• Exercise:
Reproduce each line of the material exactly, minus any picture.
# START OF Task inputs
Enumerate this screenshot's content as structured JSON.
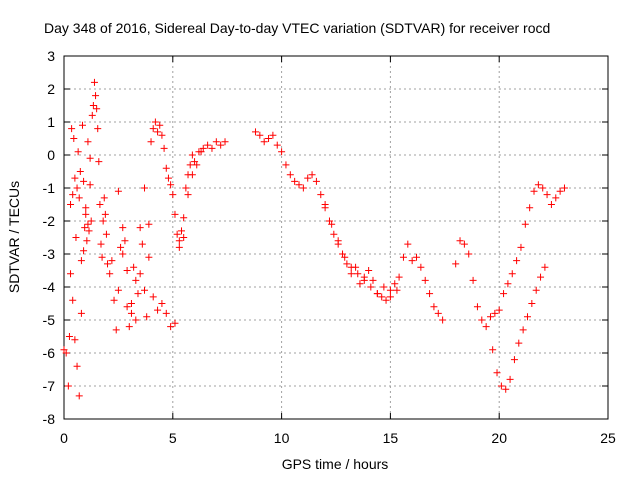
{
  "chart_data": {
    "type": "scatter",
    "title": "Day 348 of 2016, Sidereal Day-to-day VTEC variation (SDTVAR) for receiver rocd",
    "xlabel": "GPS time / hours",
    "ylabel": "SDTVAR / TECUs",
    "xlim": [
      0,
      25
    ],
    "ylim": [
      -8,
      3
    ],
    "xticks": [
      0,
      5,
      10,
      15,
      20,
      25
    ],
    "yticks": [
      -8,
      -7,
      -6,
      -5,
      -4,
      -3,
      -2,
      -1,
      0,
      1,
      2,
      3
    ],
    "grid": true,
    "marker": "+",
    "color": "#ff0000",
    "series": [
      {
        "name": "SDTVAR",
        "x": [
          0.0,
          0.1,
          0.2,
          0.25,
          0.3,
          0.35,
          0.4,
          0.45,
          0.5,
          0.55,
          0.6,
          0.65,
          0.7,
          0.75,
          0.8,
          0.85,
          0.9,
          0.95,
          1.0,
          1.05,
          1.1,
          1.15,
          1.2,
          1.25,
          1.3,
          1.35,
          1.4,
          1.45,
          1.5,
          1.55,
          1.6,
          1.65,
          1.7,
          1.75,
          1.8,
          1.85,
          1.9,
          1.95,
          2.0,
          2.1,
          2.2,
          2.3,
          2.4,
          2.5,
          2.6,
          2.7,
          2.8,
          2.9,
          3.0,
          3.1,
          3.2,
          3.3,
          3.4,
          3.5,
          3.6,
          3.7,
          3.8,
          3.9,
          4.0,
          4.1,
          4.2,
          4.3,
          4.4,
          4.5,
          4.6,
          4.7,
          4.8,
          4.9,
          5.0,
          5.1,
          5.2,
          5.3,
          5.4,
          5.5,
          5.6,
          5.7,
          5.8,
          5.9,
          6.0,
          6.2,
          6.4,
          6.6,
          6.8,
          7.0,
          7.2,
          7.4,
          0.3,
          0.4,
          0.5,
          0.6,
          0.7,
          0.8,
          0.9,
          1.0,
          1.1,
          1.2,
          2.5,
          2.7,
          2.9,
          3.1,
          3.3,
          3.5,
          3.7,
          3.9,
          4.1,
          4.3,
          4.5,
          4.7,
          4.9,
          5.1,
          5.3,
          5.5,
          5.7,
          5.9,
          6.1,
          6.3,
          8.8,
          9.0,
          9.2,
          9.4,
          9.6,
          9.8,
          10.0,
          10.2,
          10.4,
          10.6,
          10.8,
          11.0,
          11.2,
          11.4,
          11.6,
          11.8,
          12.0,
          12.2,
          12.4,
          12.6,
          12.8,
          13.0,
          13.2,
          13.4,
          13.6,
          13.8,
          14.0,
          14.2,
          14.4,
          14.6,
          14.8,
          15.0,
          15.2,
          15.4,
          15.6,
          15.8,
          16.0,
          16.2,
          16.4,
          16.6,
          16.8,
          17.0,
          17.2,
          17.4,
          12.0,
          12.3,
          12.6,
          12.9,
          13.2,
          13.5,
          13.8,
          14.1,
          14.4,
          14.7,
          15.0,
          15.3,
          18.0,
          18.2,
          18.4,
          18.6,
          18.8,
          19.0,
          19.2,
          19.4,
          19.6,
          19.8,
          20.0,
          20.2,
          20.4,
          20.6,
          20.8,
          21.0,
          21.2,
          21.4,
          21.6,
          21.8,
          22.0,
          22.2,
          22.4,
          22.6,
          22.8,
          23.0,
          19.7,
          19.9,
          20.1,
          20.3,
          20.5,
          20.7,
          20.9,
          21.1,
          21.3,
          21.5,
          21.7,
          21.9,
          22.1
        ],
        "y": [
          -5.9,
          -6.0,
          -7.0,
          -5.5,
          -1.5,
          0.8,
          -1.2,
          0.5,
          -0.7,
          -2.5,
          -1.0,
          0.1,
          -1.3,
          -0.5,
          -3.2,
          0.9,
          -0.8,
          -2.2,
          -1.8,
          -2.6,
          -2.1,
          -2.3,
          -0.9,
          -2.0,
          1.2,
          1.5,
          2.2,
          1.8,
          1.4,
          0.8,
          -0.2,
          -1.5,
          -2.7,
          -3.1,
          -2.0,
          -1.3,
          -1.8,
          -2.4,
          -3.3,
          -3.6,
          -3.2,
          -4.4,
          -5.3,
          -4.1,
          -2.8,
          -3.0,
          -2.6,
          -4.6,
          -5.2,
          -4.8,
          -3.4,
          -3.8,
          -4.2,
          -3.6,
          -2.7,
          -4.1,
          -4.9,
          -2.1,
          0.4,
          0.8,
          1.0,
          0.7,
          0.9,
          0.6,
          0.2,
          -0.4,
          -0.7,
          -0.9,
          -1.2,
          -1.8,
          -2.4,
          -2.6,
          -2.3,
          -1.9,
          -1.0,
          -0.6,
          -0.3,
          0.0,
          -0.2,
          0.1,
          0.2,
          0.3,
          0.2,
          0.4,
          0.3,
          0.4,
          -3.6,
          -4.4,
          -5.6,
          -6.4,
          -7.3,
          -4.8,
          -2.9,
          -1.6,
          0.4,
          -0.1,
          -1.1,
          -2.2,
          -3.5,
          -4.5,
          -5.0,
          -2.2,
          -1.0,
          -3.1,
          -4.3,
          -4.7,
          -4.5,
          -4.8,
          -5.2,
          -5.1,
          -2.8,
          -2.5,
          -1.2,
          -0.6,
          -0.3,
          0.1,
          0.7,
          0.6,
          0.4,
          0.5,
          0.6,
          0.3,
          0.1,
          -0.3,
          -0.6,
          -0.8,
          -0.9,
          -1.0,
          -0.7,
          -0.6,
          -0.8,
          -1.2,
          -1.6,
          -2.0,
          -2.4,
          -2.7,
          -3.0,
          -3.3,
          -3.6,
          -3.4,
          -3.9,
          -3.7,
          -3.5,
          -3.8,
          -4.2,
          -4.3,
          -4.4,
          -4.1,
          -3.9,
          -3.7,
          -3.1,
          -2.7,
          -3.2,
          -3.1,
          -3.4,
          -3.8,
          -4.2,
          -4.6,
          -4.8,
          -5.0,
          -1.5,
          -2.1,
          -2.6,
          -3.1,
          -3.4,
          -3.6,
          -3.8,
          -4.0,
          -4.2,
          -4.0,
          -4.3,
          -4.1,
          -3.3,
          -2.6,
          -2.7,
          -3.0,
          -3.8,
          -4.6,
          -5.0,
          -5.2,
          -4.9,
          -4.8,
          -4.7,
          -4.2,
          -3.9,
          -3.6,
          -3.2,
          -2.8,
          -2.1,
          -1.6,
          -1.1,
          -0.9,
          -1.0,
          -1.2,
          -1.5,
          -1.3,
          -1.1,
          -1.0,
          -5.9,
          -6.6,
          -7.0,
          -7.1,
          -6.8,
          -6.2,
          -5.7,
          -5.3,
          -4.9,
          -4.5,
          -4.1,
          -3.7,
          -3.4
        ]
      }
    ]
  }
}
# END OF Task inputs
• Exercise response:
Enumerate this screenshot's content as structured JSON.
{
  "chart_data": {
    "type": "scatter",
    "title": "Day 348 of 2016, Sidereal Day-to-day VTEC variation (SDTVAR) for receiver rocd",
    "xlabel": "GPS time / hours",
    "ylabel": "SDTVAR / TECUs",
    "xlim": [
      0,
      25
    ],
    "ylim": [
      -8,
      3
    ],
    "xticks": [
      0,
      5,
      10,
      15,
      20,
      25
    ],
    "yticks": [
      -8,
      -7,
      -6,
      -5,
      -4,
      -3,
      -2,
      -1,
      0,
      1,
      2,
      3
    ],
    "grid": true,
    "marker": "+",
    "color": "#ff0000",
    "series": [
      {
        "name": "SDTVAR",
        "x": [
          0.0,
          0.1,
          0.2,
          0.25,
          0.3,
          0.35,
          0.4,
          0.45,
          0.5,
          0.55,
          0.6,
          0.65,
          0.7,
          0.75,
          0.8,
          0.85,
          0.9,
          0.95,
          1.0,
          1.05,
          1.1,
          1.15,
          1.2,
          1.25,
          1.3,
          1.35,
          1.4,
          1.45,
          1.5,
          1.55,
          1.6,
          1.65,
          1.7,
          1.75,
          1.8,
          1.85,
          1.9,
          1.95,
          2.0,
          2.1,
          2.2,
          2.3,
          2.4,
          2.5,
          2.6,
          2.7,
          2.8,
          2.9,
          3.0,
          3.1,
          3.2,
          3.3,
          3.4,
          3.5,
          3.6,
          3.7,
          3.8,
          3.9,
          4.0,
          4.1,
          4.2,
          4.3,
          4.4,
          4.5,
          4.6,
          4.7,
          4.8,
          4.9,
          5.0,
          5.1,
          5.2,
          5.3,
          5.4,
          5.5,
          5.6,
          5.7,
          5.8,
          5.9,
          6.0,
          6.2,
          6.4,
          6.6,
          6.8,
          7.0,
          7.2,
          7.4,
          0.3,
          0.4,
          0.5,
          0.6,
          0.7,
          0.8,
          0.9,
          1.0,
          1.1,
          1.2,
          2.5,
          2.7,
          2.9,
          3.1,
          3.3,
          3.5,
          3.7,
          3.9,
          4.1,
          4.3,
          4.5,
          4.7,
          4.9,
          5.1,
          5.3,
          5.5,
          5.7,
          5.9,
          6.1,
          6.3,
          8.8,
          9.0,
          9.2,
          9.4,
          9.6,
          9.8,
          10.0,
          10.2,
          10.4,
          10.6,
          10.8,
          11.0,
          11.2,
          11.4,
          11.6,
          11.8,
          12.0,
          12.2,
          12.4,
          12.6,
          12.8,
          13.0,
          13.2,
          13.4,
          13.6,
          13.8,
          14.0,
          14.2,
          14.4,
          14.6,
          14.8,
          15.0,
          15.2,
          15.4,
          15.6,
          15.8,
          16.0,
          16.2,
          16.4,
          16.6,
          16.8,
          17.0,
          17.2,
          17.4,
          12.0,
          12.3,
          12.6,
          12.9,
          13.2,
          13.5,
          13.8,
          14.1,
          14.4,
          14.7,
          15.0,
          15.3,
          18.0,
          18.2,
          18.4,
          18.6,
          18.8,
          19.0,
          19.2,
          19.4,
          19.6,
          19.8,
          20.0,
          20.2,
          20.4,
          20.6,
          20.8,
          21.0,
          21.2,
          21.4,
          21.6,
          21.8,
          22.0,
          22.2,
          22.4,
          22.6,
          22.8,
          23.0,
          19.7,
          19.9,
          20.1,
          20.3,
          20.5,
          20.7,
          20.9,
          21.1,
          21.3,
          21.5,
          21.7,
          21.9,
          22.1
        ],
        "y": [
          -5.9,
          -6.0,
          -7.0,
          -5.5,
          -1.5,
          0.8,
          -1.2,
          0.5,
          -0.7,
          -2.5,
          -1.0,
          0.1,
          -1.3,
          -0.5,
          -3.2,
          0.9,
          -0.8,
          -2.2,
          -1.8,
          -2.6,
          -2.1,
          -2.3,
          -0.9,
          -2.0,
          1.2,
          1.5,
          2.2,
          1.8,
          1.4,
          0.8,
          -0.2,
          -1.5,
          -2.7,
          -3.1,
          -2.0,
          -1.3,
          -1.8,
          -2.4,
          -3.3,
          -3.6,
          -3.2,
          -4.4,
          -5.3,
          -4.1,
          -2.8,
          -3.0,
          -2.6,
          -4.6,
          -5.2,
          -4.8,
          -3.4,
          -3.8,
          -4.2,
          -3.6,
          -2.7,
          -4.1,
          -4.9,
          -2.1,
          0.4,
          0.8,
          1.0,
          0.7,
          0.9,
          0.6,
          0.2,
          -0.4,
          -0.7,
          -0.9,
          -1.2,
          -1.8,
          -2.4,
          -2.6,
          -2.3,
          -1.9,
          -1.0,
          -0.6,
          -0.3,
          0.0,
          -0.2,
          0.1,
          0.2,
          0.3,
          0.2,
          0.4,
          0.3,
          0.4,
          -3.6,
          -4.4,
          -5.6,
          -6.4,
          -7.3,
          -4.8,
          -2.9,
          -1.6,
          0.4,
          -0.1,
          -1.1,
          -2.2,
          -3.5,
          -4.5,
          -5.0,
          -2.2,
          -1.0,
          -3.1,
          -4.3,
          -4.7,
          -4.5,
          -4.8,
          -5.2,
          -5.1,
          -2.8,
          -2.5,
          -1.2,
          -0.6,
          -0.3,
          0.1,
          0.7,
          0.6,
          0.4,
          0.5,
          0.6,
          0.3,
          0.1,
          -0.3,
          -0.6,
          -0.8,
          -0.9,
          -1.0,
          -0.7,
          -0.6,
          -0.8,
          -1.2,
          -1.6,
          -2.0,
          -2.4,
          -2.7,
          -3.0,
          -3.3,
          -3.6,
          -3.4,
          -3.9,
          -3.7,
          -3.5,
          -3.8,
          -4.2,
          -4.3,
          -4.4,
          -4.1,
          -3.9,
          -3.7,
          -3.1,
          -2.7,
          -3.2,
          -3.1,
          -3.4,
          -3.8,
          -4.2,
          -4.6,
          -4.8,
          -5.0,
          -1.5,
          -2.1,
          -2.6,
          -3.1,
          -3.4,
          -3.6,
          -3.8,
          -4.0,
          -4.2,
          -4.0,
          -4.3,
          -4.1,
          -3.3,
          -2.6,
          -2.7,
          -3.0,
          -3.8,
          -4.6,
          -5.0,
          -5.2,
          -4.9,
          -4.8,
          -4.7,
          -4.2,
          -3.9,
          -3.6,
          -3.2,
          -2.8,
          -2.1,
          -1.6,
          -1.1,
          -0.9,
          -1.0,
          -1.2,
          -1.5,
          -1.3,
          -1.1,
          -1.0,
          -5.9,
          -6.6,
          -7.0,
          -7.1,
          -6.8,
          -6.2,
          -5.7,
          -5.3,
          -4.9,
          -4.5,
          -4.1,
          -3.7,
          -3.4
        ]
      }
    ]
  }
}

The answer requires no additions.